| DATA LINES |

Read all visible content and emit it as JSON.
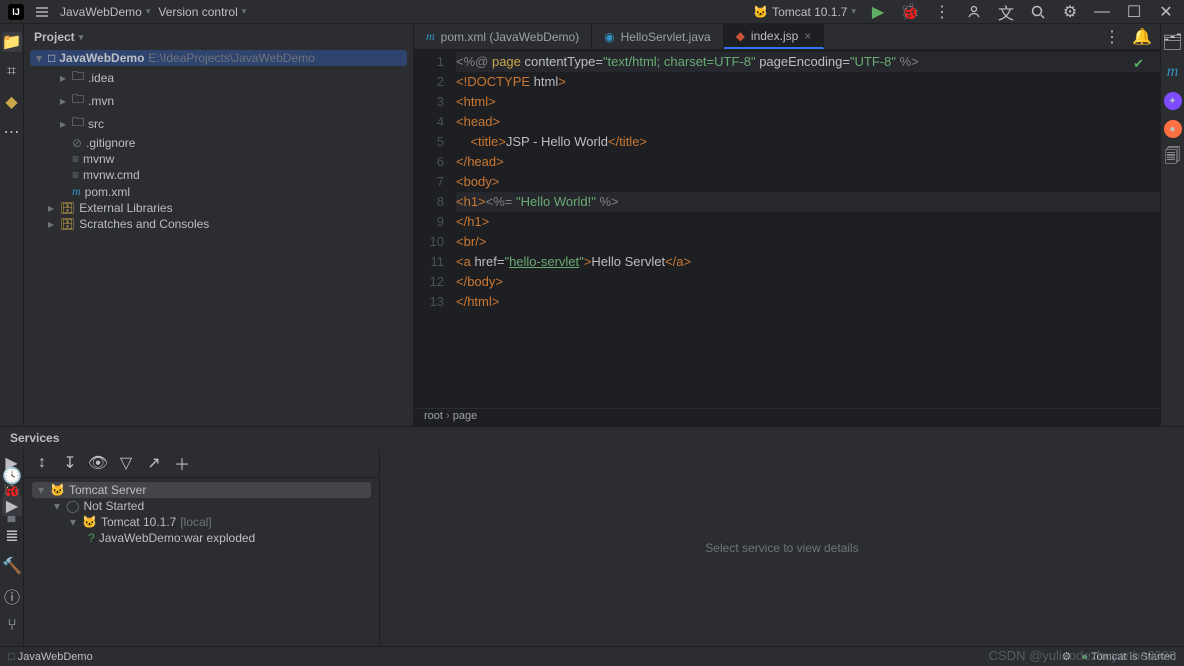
{
  "titlebar": {
    "project_name": "JavaWebDemo",
    "version_control_label": "Version control",
    "run_config_name": "Tomcat 10.1.7"
  },
  "left_tools": [
    "project",
    "structure",
    "bookmarks",
    "profiler",
    "more"
  ],
  "project_pane": {
    "title": "Project",
    "root": {
      "name": "JavaWebDemo",
      "path": "E:\\IdeaProjects\\JavaWebDemo"
    },
    "items": [
      {
        "name": ".idea",
        "kind": "folder",
        "indent": 2,
        "expandable": true
      },
      {
        "name": ".mvn",
        "kind": "folder",
        "indent": 2,
        "expandable": true
      },
      {
        "name": "src",
        "kind": "folder",
        "indent": 2,
        "expandable": true
      },
      {
        "name": ".gitignore",
        "kind": "ignore",
        "indent": 2,
        "expandable": false
      },
      {
        "name": "mvnw",
        "kind": "file",
        "indent": 2,
        "expandable": false
      },
      {
        "name": "mvnw.cmd",
        "kind": "file",
        "indent": 2,
        "expandable": false
      },
      {
        "name": "pom.xml",
        "kind": "maven",
        "indent": 2,
        "expandable": false
      }
    ],
    "extra": [
      {
        "name": "External Libraries",
        "indent": 1
      },
      {
        "name": "Scratches and Consoles",
        "indent": 1
      }
    ]
  },
  "editor_tabs": [
    {
      "label": "pom.xml (JavaWebDemo)",
      "icon": "maven",
      "active": false,
      "closable": false
    },
    {
      "label": "HelloServlet.java",
      "icon": "java",
      "active": false,
      "closable": false
    },
    {
      "label": "index.jsp",
      "icon": "jsp",
      "active": true,
      "closable": true
    }
  ],
  "editor": {
    "line_count": 13,
    "lines_html": [
      "<span class='grey'>&lt;%@ </span><span class='fn'>page</span><span class='txt'> </span><span class='txt'>contentType</span><span class='txt'>=</span><span class='str'>\"text/html; charset=UTF-8\"</span><span class='txt'> pageEncoding=</span><span class='str'>\"UTF-8\"</span><span class='grey'> %&gt;</span>",
      "<span class='tag'>&lt;!DOCTYPE </span><span class='txt'>html</span><span class='tag'>&gt;</span>",
      "<span class='tag'>&lt;html&gt;</span>",
      "<span class='tag'>&lt;head&gt;</span>",
      "    <span class='tag'>&lt;title&gt;</span><span class='txt'>JSP - Hello World</span><span class='tag'>&lt;/title&gt;</span>",
      "<span class='tag'>&lt;/head&gt;</span>",
      "<span class='tag'>&lt;body&gt;</span>",
      "<span class='tag'>&lt;h1&gt;</span><span class='grey'>&lt;%=</span><span class='txt'> </span><span class='str'>\"Hello World!\"</span><span class='txt'> </span><span class='grey'>%&gt;</span>",
      "<span class='tag'>&lt;/h1&gt;</span>",
      "<span class='tag'>&lt;br/&gt;</span>",
      "<span class='tag'>&lt;a </span><span class='txt'>href=</span><span class='str'>\"<span class='link'>hello-servlet</span>\"</span><span class='tag'>&gt;</span><span class='txt'>Hello Servlet</span><span class='tag'>&lt;/a&gt;</span>",
      "<span class='tag'>&lt;/body&gt;</span>",
      "<span class='tag'>&lt;/html&gt;</span>"
    ],
    "breadcrumb": {
      "a": "root",
      "sep": " › ",
      "b": "page"
    }
  },
  "services": {
    "title": "Services",
    "tree": {
      "root": "Tomcat Server",
      "not_started": "Not Started",
      "config": "Tomcat 10.1.7",
      "config_suffix": "[local]",
      "artifact": "JavaWebDemo:war exploded"
    },
    "detail_placeholder": "Select service to view details"
  },
  "statusbar": {
    "branch": "JavaWebDemo",
    "right_status": "Tomcat is Started"
  },
  "watermark": "CSDN @yuliaodezhuyanhe2020",
  "colors": {
    "accent": "#3574f0",
    "bg": "#2b2d30",
    "editor_bg": "#1e1f22"
  }
}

| EXERCISE BRIEF |
Go through the entries above and output them exactly, without pictures.

| IN RESPONSE |
Read all visible content and emit it as JSON.
{
  "titlebar": {
    "project_name": "JavaWebDemo",
    "version_control_label": "Version control",
    "run_config_name": "Tomcat 10.1.7"
  },
  "left_tools": [
    "project",
    "structure",
    "bookmarks",
    "profiler",
    "more"
  ],
  "project_pane": {
    "title": "Project",
    "root": {
      "name": "JavaWebDemo",
      "path": "E:\\IdeaProjects\\JavaWebDemo"
    },
    "items": [
      {
        "name": ".idea",
        "kind": "folder",
        "indent": 2,
        "expandable": true
      },
      {
        "name": ".mvn",
        "kind": "folder",
        "indent": 2,
        "expandable": true
      },
      {
        "name": "src",
        "kind": "folder",
        "indent": 2,
        "expandable": true
      },
      {
        "name": ".gitignore",
        "kind": "ignore",
        "indent": 2,
        "expandable": false
      },
      {
        "name": "mvnw",
        "kind": "file",
        "indent": 2,
        "expandable": false
      },
      {
        "name": "mvnw.cmd",
        "kind": "file",
        "indent": 2,
        "expandable": false
      },
      {
        "name": "pom.xml",
        "kind": "maven",
        "indent": 2,
        "expandable": false
      }
    ],
    "extra": [
      {
        "name": "External Libraries",
        "indent": 1
      },
      {
        "name": "Scratches and Consoles",
        "indent": 1
      }
    ]
  },
  "editor_tabs": [
    {
      "label": "pom.xml (JavaWebDemo)",
      "icon": "maven",
      "active": false,
      "closable": false
    },
    {
      "label": "HelloServlet.java",
      "icon": "java",
      "active": false,
      "closable": false
    },
    {
      "label": "index.jsp",
      "icon": "jsp",
      "active": true,
      "closable": true
    }
  ],
  "editor": {
    "line_count": 13,
    "lines_html": [
      "<span class='grey'>&lt;%@ </span><span class='fn'>page</span><span class='txt'> </span><span class='txt'>contentType</span><span class='txt'>=</span><span class='str'>\"text/html; charset=UTF-8\"</span><span class='txt'> pageEncoding=</span><span class='str'>\"UTF-8\"</span><span class='grey'> %&gt;</span>",
      "<span class='tag'>&lt;!DOCTYPE </span><span class='txt'>html</span><span class='tag'>&gt;</span>",
      "<span class='tag'>&lt;html&gt;</span>",
      "<span class='tag'>&lt;head&gt;</span>",
      "    <span class='tag'>&lt;title&gt;</span><span class='txt'>JSP - Hello World</span><span class='tag'>&lt;/title&gt;</span>",
      "<span class='tag'>&lt;/head&gt;</span>",
      "<span class='tag'>&lt;body&gt;</span>",
      "<span class='tag'>&lt;h1&gt;</span><span class='grey'>&lt;%=</span><span class='txt'> </span><span class='str'>\"Hello World!\"</span><span class='txt'> </span><span class='grey'>%&gt;</span>",
      "<span class='tag'>&lt;/h1&gt;</span>",
      "<span class='tag'>&lt;br/&gt;</span>",
      "<span class='tag'>&lt;a </span><span class='txt'>href=</span><span class='str'>\"<span class='link'>hello-servlet</span>\"</span><span class='tag'>&gt;</span><span class='txt'>Hello Servlet</span><span class='tag'>&lt;/a&gt;</span>",
      "<span class='tag'>&lt;/body&gt;</span>",
      "<span class='tag'>&lt;/html&gt;</span>"
    ],
    "breadcrumb": {
      "a": "root",
      "sep": " › ",
      "b": "page"
    }
  },
  "services": {
    "title": "Services",
    "tree": {
      "root": "Tomcat Server",
      "not_started": "Not Started",
      "config": "Tomcat 10.1.7",
      "config_suffix": "[local]",
      "artifact": "JavaWebDemo:war exploded"
    },
    "detail_placeholder": "Select service to view details"
  },
  "statusbar": {
    "branch": "JavaWebDemo",
    "right_status": "Tomcat is Started"
  },
  "watermark": "CSDN @yuliaodezhuyanhe2020",
  "colors": {
    "accent": "#3574f0",
    "bg": "#2b2d30",
    "editor_bg": "#1e1f22"
  }
}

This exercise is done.